- [Supplied information]:
+--
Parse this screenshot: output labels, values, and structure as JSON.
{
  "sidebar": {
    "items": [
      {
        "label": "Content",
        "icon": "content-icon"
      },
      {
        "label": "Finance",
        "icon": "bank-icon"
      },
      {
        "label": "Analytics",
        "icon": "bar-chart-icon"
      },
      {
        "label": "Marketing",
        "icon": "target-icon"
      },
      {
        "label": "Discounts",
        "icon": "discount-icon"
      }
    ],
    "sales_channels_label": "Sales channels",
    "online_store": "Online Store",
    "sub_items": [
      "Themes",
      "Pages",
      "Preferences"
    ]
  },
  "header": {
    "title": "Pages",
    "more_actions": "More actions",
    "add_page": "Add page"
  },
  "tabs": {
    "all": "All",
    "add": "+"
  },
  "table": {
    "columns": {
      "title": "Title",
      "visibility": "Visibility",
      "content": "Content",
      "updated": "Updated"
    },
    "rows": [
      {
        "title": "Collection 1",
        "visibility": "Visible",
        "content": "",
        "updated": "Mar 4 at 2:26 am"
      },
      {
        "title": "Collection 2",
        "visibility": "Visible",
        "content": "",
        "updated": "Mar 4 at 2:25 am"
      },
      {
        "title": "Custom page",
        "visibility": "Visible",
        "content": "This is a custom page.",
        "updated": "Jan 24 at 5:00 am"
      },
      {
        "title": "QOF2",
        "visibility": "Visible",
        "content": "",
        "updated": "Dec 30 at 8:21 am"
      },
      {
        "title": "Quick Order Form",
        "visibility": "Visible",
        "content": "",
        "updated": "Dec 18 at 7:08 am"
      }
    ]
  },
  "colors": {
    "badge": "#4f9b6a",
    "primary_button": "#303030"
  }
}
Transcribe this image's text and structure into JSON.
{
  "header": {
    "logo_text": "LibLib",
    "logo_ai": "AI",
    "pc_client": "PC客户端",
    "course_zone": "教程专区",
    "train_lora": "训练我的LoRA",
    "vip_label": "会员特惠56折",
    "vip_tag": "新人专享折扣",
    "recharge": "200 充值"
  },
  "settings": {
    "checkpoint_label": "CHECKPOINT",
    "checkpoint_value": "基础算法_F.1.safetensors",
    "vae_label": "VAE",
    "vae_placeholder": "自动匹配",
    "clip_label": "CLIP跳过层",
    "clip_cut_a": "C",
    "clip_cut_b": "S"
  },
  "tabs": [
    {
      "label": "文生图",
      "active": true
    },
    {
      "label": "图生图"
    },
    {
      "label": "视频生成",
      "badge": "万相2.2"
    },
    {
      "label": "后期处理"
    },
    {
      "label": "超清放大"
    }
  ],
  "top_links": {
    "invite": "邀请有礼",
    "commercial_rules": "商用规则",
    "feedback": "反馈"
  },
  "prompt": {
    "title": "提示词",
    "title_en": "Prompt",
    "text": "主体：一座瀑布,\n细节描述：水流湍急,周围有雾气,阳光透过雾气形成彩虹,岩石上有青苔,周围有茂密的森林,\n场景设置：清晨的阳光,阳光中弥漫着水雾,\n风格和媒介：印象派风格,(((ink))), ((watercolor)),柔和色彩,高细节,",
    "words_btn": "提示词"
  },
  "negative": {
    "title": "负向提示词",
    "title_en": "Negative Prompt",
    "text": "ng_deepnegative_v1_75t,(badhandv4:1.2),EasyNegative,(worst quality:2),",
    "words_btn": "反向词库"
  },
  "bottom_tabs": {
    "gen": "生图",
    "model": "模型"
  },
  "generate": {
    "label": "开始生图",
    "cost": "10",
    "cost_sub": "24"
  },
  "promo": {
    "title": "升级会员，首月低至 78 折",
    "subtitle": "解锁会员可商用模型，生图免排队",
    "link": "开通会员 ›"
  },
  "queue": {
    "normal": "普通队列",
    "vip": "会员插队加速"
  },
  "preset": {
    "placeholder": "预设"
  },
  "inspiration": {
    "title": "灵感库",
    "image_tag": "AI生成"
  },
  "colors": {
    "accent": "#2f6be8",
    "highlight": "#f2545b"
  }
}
+--
Return the listing above in full, character for character.

Parse this screenshot: output labels, values, and structure as JSON.
{
  "sidebar": {
    "items": [
      {
        "label": "Content",
        "icon": "content-icon"
      },
      {
        "label": "Finance",
        "icon": "bank-icon"
      },
      {
        "label": "Analytics",
        "icon": "bar-chart-icon"
      },
      {
        "label": "Marketing",
        "icon": "target-icon"
      },
      {
        "label": "Discounts",
        "icon": "discount-icon"
      }
    ],
    "sales_channels_label": "Sales channels",
    "online_store": "Online Store",
    "sub_items": [
      "Themes",
      "Pages",
      "Preferences"
    ]
  },
  "header": {
    "title": "Pages",
    "more_actions": "More actions",
    "add_page": "Add page"
  },
  "tabs": {
    "all": "All",
    "add": "+"
  },
  "table": {
    "columns": {
      "title": "Title",
      "visibility": "Visibility",
      "content": "Content",
      "updated": "Updated"
    },
    "rows": [
      {
        "title": "Collection 1",
        "visibility": "Visible",
        "content": "",
        "updated": "Mar 4 at 2:26 am"
      },
      {
        "title": "Collection 2",
        "visibility": "Visible",
        "content": "",
        "updated": "Mar 4 at 2:25 am"
      },
      {
        "title": "Custom page",
        "visibility": "Visible",
        "content": "This is a custom page.",
        "updated": "Jan 24 at 5:00 am"
      },
      {
        "title": "QOF2",
        "visibility": "Visible",
        "content": "",
        "updated": "Dec 30 at 8:21 am"
      },
      {
        "title": "Quick Order Form",
        "visibility": "Visible",
        "content": "",
        "updated": "Dec 18 at 7:08 am"
      }
    ]
  },
  "colors": {
    "badge": "#4f9b6a",
    "primary_button": "#303030"
  }
}
Transcribe this image's text and structure into JSON.
{
  "header": {
    "logo_text": "LibLib",
    "logo_ai": "AI",
    "pc_client": "PC客户端",
    "course_zone": "教程专区",
    "train_lora": "训练我的LoRA",
    "vip_label": "会员特惠56折",
    "vip_tag": "新人专享折扣",
    "recharge": "200 充值"
  },
  "settings": {
    "checkpoint_label": "CHECKPOINT",
    "checkpoint_value": "基础算法_F.1.safetensors",
    "vae_label": "VAE",
    "vae_placeholder": "自动匹配",
    "clip_label": "CLIP跳过层",
    "clip_cut_a": "C",
    "clip_cut_b": "S"
  },
  "tabs": [
    {
      "label": "文生图",
      "active": true
    },
    {
      "label": "图生图"
    },
    {
      "label": "视频生成",
      "badge": "万相2.2"
    },
    {
      "label": "后期处理"
    },
    {
      "label": "超清放大"
    }
  ],
  "top_links": {
    "invite": "邀请有礼",
    "commercial_rules": "商用规则",
    "feedback": "反馈"
  },
  "prompt": {
    "title": "提示词",
    "title_en": "Prompt",
    "text": "主体：一座瀑布,\n细节描述：水流湍急,周围有雾气,阳光透过雾气形成彩虹,岩石上有青苔,周围有茂密的森林,\n场景设置：清晨的阳光,阳光中弥漫着水雾,\n风格和媒介：印象派风格,(((ink))), ((watercolor)),柔和色彩,高细节,",
    "words_btn": "提示词"
  },
  "negative": {
    "title": "负向提示词",
    "title_en": "Negative Prompt",
    "text": "ng_deepnegative_v1_75t,(badhandv4:1.2),EasyNegative,(worst quality:2),",
    "words_btn": "反向词库"
  },
  "bottom_tabs": {
    "gen": "生图",
    "model": "模型"
  },
  "generate": {
    "label": "开始生图",
    "cost": "10",
    "cost_sub": "24"
  },
  "promo": {
    "title": "升级会员，首月低至 78 折",
    "subtitle": "解锁会员可商用模型，生图免排队",
    "link": "开通会员 ›"
  },
  "queue": {
    "normal": "普通队列",
    "vip": "会员插队加速"
  },
  "preset": {
    "placeholder": "预设"
  },
  "inspiration": {
    "title": "灵感库",
    "image_tag": "AI生成"
  },
  "colors": {
    "accent": "#2f6be8",
    "highlight": "#f2545b"
  }
}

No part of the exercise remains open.